══ Dados a processar

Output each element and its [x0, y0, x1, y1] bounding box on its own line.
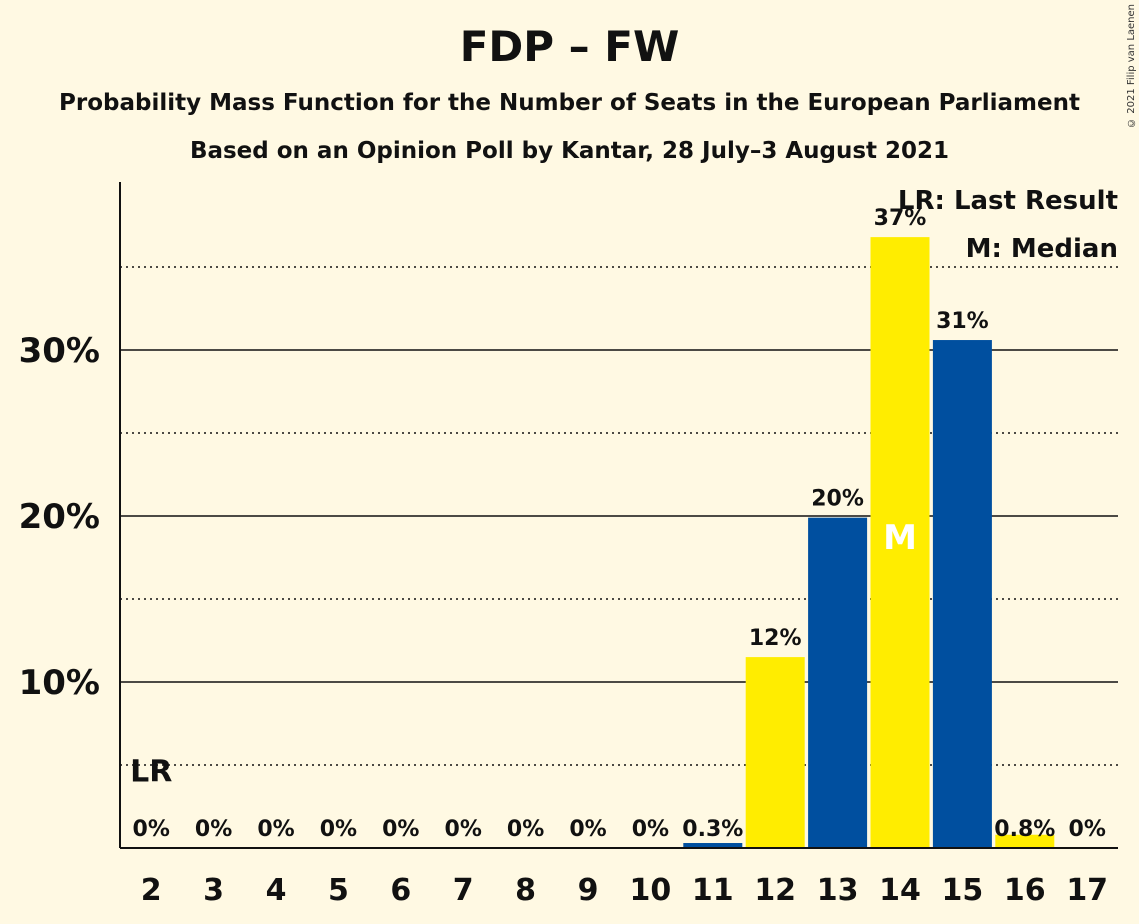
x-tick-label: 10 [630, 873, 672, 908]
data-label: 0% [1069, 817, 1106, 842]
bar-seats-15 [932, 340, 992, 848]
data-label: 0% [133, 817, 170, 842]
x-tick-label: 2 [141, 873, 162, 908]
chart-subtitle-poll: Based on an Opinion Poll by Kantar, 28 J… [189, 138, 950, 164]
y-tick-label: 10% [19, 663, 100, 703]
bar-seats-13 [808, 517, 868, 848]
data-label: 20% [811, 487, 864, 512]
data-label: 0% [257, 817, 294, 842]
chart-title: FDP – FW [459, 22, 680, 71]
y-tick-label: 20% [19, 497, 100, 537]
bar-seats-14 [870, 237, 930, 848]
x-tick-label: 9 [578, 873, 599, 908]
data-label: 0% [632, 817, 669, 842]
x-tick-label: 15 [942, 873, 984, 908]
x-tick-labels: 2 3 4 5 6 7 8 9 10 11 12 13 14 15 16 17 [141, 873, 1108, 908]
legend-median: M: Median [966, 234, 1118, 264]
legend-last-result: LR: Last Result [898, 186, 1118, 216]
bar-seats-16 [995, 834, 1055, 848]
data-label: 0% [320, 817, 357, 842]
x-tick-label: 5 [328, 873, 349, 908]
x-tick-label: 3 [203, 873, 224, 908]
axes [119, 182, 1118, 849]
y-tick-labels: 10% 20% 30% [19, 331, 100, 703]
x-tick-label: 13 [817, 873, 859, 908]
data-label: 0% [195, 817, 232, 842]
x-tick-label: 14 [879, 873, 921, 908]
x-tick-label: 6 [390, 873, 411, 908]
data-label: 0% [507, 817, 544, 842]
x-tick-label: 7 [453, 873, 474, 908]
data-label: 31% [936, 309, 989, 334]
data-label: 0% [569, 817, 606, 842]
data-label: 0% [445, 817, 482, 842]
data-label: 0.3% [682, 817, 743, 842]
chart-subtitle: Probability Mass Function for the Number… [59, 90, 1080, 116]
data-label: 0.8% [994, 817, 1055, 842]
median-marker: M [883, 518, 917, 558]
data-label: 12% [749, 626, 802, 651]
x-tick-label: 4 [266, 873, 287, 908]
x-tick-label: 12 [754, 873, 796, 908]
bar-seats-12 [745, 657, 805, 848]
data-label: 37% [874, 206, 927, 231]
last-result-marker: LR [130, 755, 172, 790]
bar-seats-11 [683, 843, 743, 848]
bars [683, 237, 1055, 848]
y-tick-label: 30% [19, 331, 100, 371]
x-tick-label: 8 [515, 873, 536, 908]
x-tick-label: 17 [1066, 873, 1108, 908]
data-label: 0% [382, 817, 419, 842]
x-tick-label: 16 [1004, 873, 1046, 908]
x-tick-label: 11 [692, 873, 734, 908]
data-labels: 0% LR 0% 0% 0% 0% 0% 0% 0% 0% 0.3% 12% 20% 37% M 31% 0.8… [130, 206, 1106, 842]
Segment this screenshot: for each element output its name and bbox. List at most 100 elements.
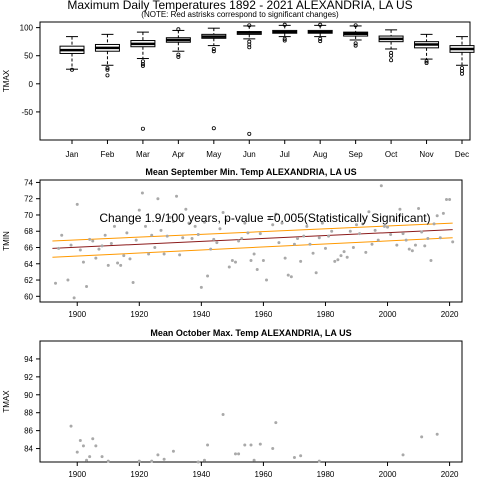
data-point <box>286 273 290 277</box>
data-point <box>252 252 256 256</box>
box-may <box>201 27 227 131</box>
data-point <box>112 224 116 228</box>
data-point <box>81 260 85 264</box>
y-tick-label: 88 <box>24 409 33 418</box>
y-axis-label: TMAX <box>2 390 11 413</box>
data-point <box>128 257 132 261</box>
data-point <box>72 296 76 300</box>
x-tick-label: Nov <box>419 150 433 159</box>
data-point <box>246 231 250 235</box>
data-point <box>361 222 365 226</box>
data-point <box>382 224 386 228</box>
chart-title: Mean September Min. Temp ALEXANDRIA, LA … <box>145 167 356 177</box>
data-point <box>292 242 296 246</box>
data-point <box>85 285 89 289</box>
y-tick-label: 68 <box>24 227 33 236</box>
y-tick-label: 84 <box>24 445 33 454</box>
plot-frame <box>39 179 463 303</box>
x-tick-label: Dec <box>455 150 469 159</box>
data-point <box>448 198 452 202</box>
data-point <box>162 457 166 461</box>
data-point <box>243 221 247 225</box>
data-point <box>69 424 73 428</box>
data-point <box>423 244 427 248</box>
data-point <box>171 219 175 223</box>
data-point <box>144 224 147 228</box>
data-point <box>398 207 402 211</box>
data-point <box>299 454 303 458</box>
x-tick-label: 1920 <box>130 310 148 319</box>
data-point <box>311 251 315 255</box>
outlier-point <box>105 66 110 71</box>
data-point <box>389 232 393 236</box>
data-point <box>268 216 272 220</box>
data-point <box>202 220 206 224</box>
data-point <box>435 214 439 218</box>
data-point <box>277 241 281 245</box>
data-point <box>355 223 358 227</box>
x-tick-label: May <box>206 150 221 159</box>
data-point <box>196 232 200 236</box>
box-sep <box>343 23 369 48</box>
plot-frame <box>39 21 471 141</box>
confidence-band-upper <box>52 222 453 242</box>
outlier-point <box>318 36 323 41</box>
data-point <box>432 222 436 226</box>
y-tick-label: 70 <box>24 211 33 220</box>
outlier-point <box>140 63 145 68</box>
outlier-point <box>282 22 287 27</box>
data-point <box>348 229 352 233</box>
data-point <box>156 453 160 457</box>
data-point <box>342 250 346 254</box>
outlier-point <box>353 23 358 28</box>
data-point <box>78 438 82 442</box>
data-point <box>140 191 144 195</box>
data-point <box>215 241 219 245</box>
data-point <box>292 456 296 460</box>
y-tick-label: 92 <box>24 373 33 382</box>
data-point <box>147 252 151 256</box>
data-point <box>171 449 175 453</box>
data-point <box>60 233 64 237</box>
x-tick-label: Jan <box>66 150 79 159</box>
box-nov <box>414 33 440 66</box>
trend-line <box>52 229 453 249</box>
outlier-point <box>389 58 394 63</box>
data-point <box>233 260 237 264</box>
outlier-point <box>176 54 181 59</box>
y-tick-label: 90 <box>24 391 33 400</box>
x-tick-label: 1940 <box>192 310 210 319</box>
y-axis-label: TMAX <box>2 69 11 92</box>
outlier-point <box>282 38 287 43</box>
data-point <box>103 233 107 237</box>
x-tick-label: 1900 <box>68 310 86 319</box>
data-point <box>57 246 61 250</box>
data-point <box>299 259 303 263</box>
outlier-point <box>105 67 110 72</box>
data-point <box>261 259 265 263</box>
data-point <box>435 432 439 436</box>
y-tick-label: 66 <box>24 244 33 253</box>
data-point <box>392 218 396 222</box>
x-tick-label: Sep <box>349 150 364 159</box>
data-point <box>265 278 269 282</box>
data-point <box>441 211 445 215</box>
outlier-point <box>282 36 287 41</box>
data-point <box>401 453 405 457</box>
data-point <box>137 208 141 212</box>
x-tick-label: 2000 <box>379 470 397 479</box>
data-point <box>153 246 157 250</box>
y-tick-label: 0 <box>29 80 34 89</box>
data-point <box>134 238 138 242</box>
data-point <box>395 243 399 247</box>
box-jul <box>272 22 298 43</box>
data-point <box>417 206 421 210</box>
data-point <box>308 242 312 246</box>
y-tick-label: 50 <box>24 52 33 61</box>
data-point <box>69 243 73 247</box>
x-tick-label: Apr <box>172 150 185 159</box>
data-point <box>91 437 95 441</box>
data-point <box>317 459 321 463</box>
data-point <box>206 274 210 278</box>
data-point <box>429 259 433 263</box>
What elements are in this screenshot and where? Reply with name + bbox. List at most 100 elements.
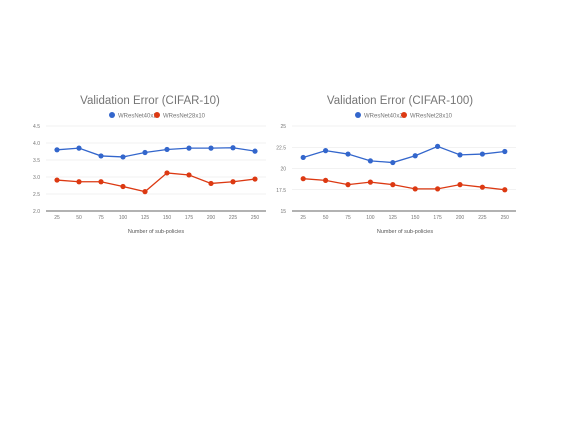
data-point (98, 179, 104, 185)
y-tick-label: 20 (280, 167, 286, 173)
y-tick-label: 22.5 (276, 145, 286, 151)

════

> O que fazer: Reproduza todo o material acima, linha por linha e sem nenhuma alteração, deixando de fora as imagens.

> Resultado:
Output each element and its [x0, y0, x1, y1] bounding box on its own line.
x-tick-label: 10 [630, 873, 672, 908]
data-label: 0% [1069, 817, 1106, 842]
bar-seats-15 [932, 340, 992, 848]
data-label: 0% [133, 817, 170, 842]
x-tick-label: 2 [141, 873, 162, 908]
chart-subtitle-poll: Based on an Opinion Poll by Kantar, 28 J… [189, 138, 950, 164]
y-tick-label: 10% [19, 663, 100, 703]
bar-seats-13 [808, 517, 868, 848]
data-label: 20% [811, 487, 864, 512]
data-label: 0% [257, 817, 294, 842]
chart-title: FDP – FW [459, 22, 680, 71]
y-tick-label: 20% [19, 497, 100, 537]
bar-seats-14 [870, 237, 930, 848]
x-tick-label: 9 [578, 873, 599, 908]
data-label: 0% [632, 817, 669, 842]
x-tick-label: 15 [942, 873, 984, 908]
x-tick-labels: 2 3 4 5 6 7 8 9 10 11 12 13 14 15 16 17 [141, 873, 1108, 908]
legend-median: M: Median [966, 234, 1118, 264]
legend-last-result: LR: Last Result [898, 186, 1118, 216]
bar-seats-16 [995, 834, 1055, 848]
data-label: 0% [320, 817, 357, 842]
x-tick-label: 5 [328, 873, 349, 908]
x-tick-label: 3 [203, 873, 224, 908]
axes [119, 182, 1118, 849]
y-tick-labels: 10% 20% 30% [19, 331, 100, 703]
x-tick-label: 13 [817, 873, 859, 908]
data-label: 0% [195, 817, 232, 842]
x-tick-label: 14 [879, 873, 921, 908]
x-tick-label: 6 [390, 873, 411, 908]
data-label: 0% [507, 817, 544, 842]
x-tick-label: 7 [453, 873, 474, 908]
data-label: 31% [936, 309, 989, 334]
data-label: 0% [569, 817, 606, 842]
data-label: 0% [445, 817, 482, 842]
data-label: 0.3% [682, 817, 743, 842]
chart-subtitle: Probability Mass Function for the Number… [59, 90, 1080, 116]
data-label: 0.8% [994, 817, 1055, 842]
median-marker: M [883, 518, 917, 558]
data-label: 12% [749, 626, 802, 651]
x-tick-label: 4 [266, 873, 287, 908]
x-tick-label: 12 [754, 873, 796, 908]
bar-seats-12 [745, 657, 805, 848]
data-label: 37% [874, 206, 927, 231]
last-result-marker: LR [130, 755, 172, 790]
bar-seats-11 [683, 843, 743, 848]
bars [683, 237, 1055, 848]
y-tick-label: 30% [19, 331, 100, 371]
x-tick-label: 8 [515, 873, 536, 908]
x-tick-label: 17 [1066, 873, 1108, 908]
data-label: 0% [382, 817, 419, 842]
x-tick-label: 16 [1004, 873, 1046, 908]
x-tick-label: 11 [692, 873, 734, 908]
data-labels: 0% LR 0% 0% 0% 0% 0% 0% 0% 0% 0.3% 12% 20% 37% M 31% 0.8… [130, 206, 1106, 842]
Segment this screenshot: for each element output its name and bbox. List at most 100 elements.
data-point <box>286 273 290 277</box>
data-point <box>252 252 256 256</box>
box-may <box>201 27 227 131</box>
data-point <box>112 224 116 228</box>
data-point <box>81 260 85 264</box>
y-tick-label: 88 <box>24 409 33 418</box>
y-axis-label: TMAX <box>2 390 11 413</box>
data-point <box>128 257 132 261</box>
data-point <box>72 296 76 300</box>
x-tick-label: Nov <box>419 150 433 159</box>
data-point <box>246 231 250 235</box>
data-point <box>361 222 365 226</box>
data-point <box>382 224 386 228</box>
chart-title: Mean September Min. Temp ALEXANDRIA, LA … <box>145 167 356 177</box>
data-point <box>292 242 296 246</box>
data-point <box>85 285 89 289</box>
y-tick-label: 68 <box>24 227 33 236</box>
y-tick-label: 84 <box>24 445 33 454</box>
plot-frame <box>39 179 463 303</box>
x-tick-label: Dec <box>455 150 469 159</box>
data-point <box>448 198 452 202</box>
data-point <box>162 457 166 461</box>
data-point <box>243 221 247 225</box>
data-point <box>69 424 73 428</box>
data-point <box>423 244 427 248</box>
data-point <box>171 219 175 223</box>
data-point <box>144 224 147 228</box>
data-point <box>398 207 402 211</box>
data-point <box>299 454 303 458</box>
x-tick-label: 1920 <box>130 310 148 319</box>
data-point <box>311 251 315 255</box>
outlier-point <box>105 66 110 71</box>
data-point <box>389 232 393 236</box>
data-point <box>268 216 272 220</box>
data-point <box>202 220 206 224</box>
data-point <box>435 214 439 218</box>
data-point <box>277 241 281 245</box>
data-point <box>355 223 358 227</box>
x-tick-label: May <box>206 150 221 159</box>
data-point <box>196 232 200 236</box>
box-sep <box>343 23 369 48</box>
plot-frame <box>39 21 471 141</box>
confidence-band-upper <box>52 222 453 242</box>
outlier-point <box>318 36 323 41</box>
data-point <box>432 222 436 226</box>
y-tick-label: 70 <box>24 211 33 220</box>
outlier-point <box>140 63 145 68</box>
outlier-point <box>282 22 287 27</box>
data-point <box>348 229 352 233</box>
data-point <box>156 453 160 457</box>
data-point <box>342 250 346 254</box>
outlier-point <box>353 23 358 28</box>
data-point <box>78 438 82 442</box>
data-point <box>140 191 144 195</box>
data-point <box>215 241 219 245</box>
data-point <box>292 456 296 460</box>
y-tick-label: 92 <box>24 373 33 382</box>
data-point <box>147 252 151 256</box>
data-point <box>171 449 175 453</box>
data-point <box>60 233 64 237</box>
x-tick-label: Jan <box>66 150 79 159</box>
box-nov <box>414 33 440 66</box>
trend-line <box>52 229 453 249</box>
outlier-point <box>389 58 394 63</box>
data-point <box>233 260 237 264</box>
outlier-point <box>176 54 181 59</box>
y-tick-label: 90 <box>24 391 33 400</box>
x-tick-label: 1940 <box>192 310 210 319</box>
y-axis-label: TMAX <box>2 69 11 92</box>
outlier-point <box>282 38 287 43</box>
data-point <box>103 233 107 237</box>
x-tick-label: 1900 <box>68 310 86 319</box>
data-point <box>57 246 61 250</box>
data-point <box>299 259 303 263</box>
outlier-point <box>105 67 110 72</box>
data-point <box>261 259 265 263</box>
data-point <box>435 432 439 436</box>
y-tick-label: 66 <box>24 244 33 253</box>
data-point <box>392 218 396 222</box>
x-tick-label: Sep <box>349 150 364 159</box>
data-point <box>265 278 269 282</box>
data-point <box>441 211 445 215</box>
outlier-point <box>282 36 287 41</box>
data-point <box>401 453 405 457</box>
data-point <box>137 208 141 212</box>
x-tick-label: 2000 <box>379 470 397 479</box>
data-point <box>153 246 157 250</box>
y-tick-label: 0 <box>29 80 34 89</box>
data-point <box>134 238 138 242</box>
data-point <box>395 243 399 247</box>
box-jul <box>272 22 298 43</box>
data-point <box>417 206 421 210</box>
data-point <box>308 242 312 246</box>
y-tick-label: 50 <box>24 52 33 61</box>
data-point <box>69 243 73 247</box>
x-tick-label: Apr <box>172 150 185 159</box>
data-point <box>91 437 95 441</box>
data-point <box>317 459 321 463</box>
data-point <box>206 274 210 278</box>
data-point <box>429 259 433 263</box>
What elements are in this screenshot and where? Reply with name + bbox. List at most 100 elements.
data-point (98, 179, 104, 185)
y-tick-label: 20 (280, 167, 286, 173)
y-tick-label: 22.5 (276, 145, 286, 151)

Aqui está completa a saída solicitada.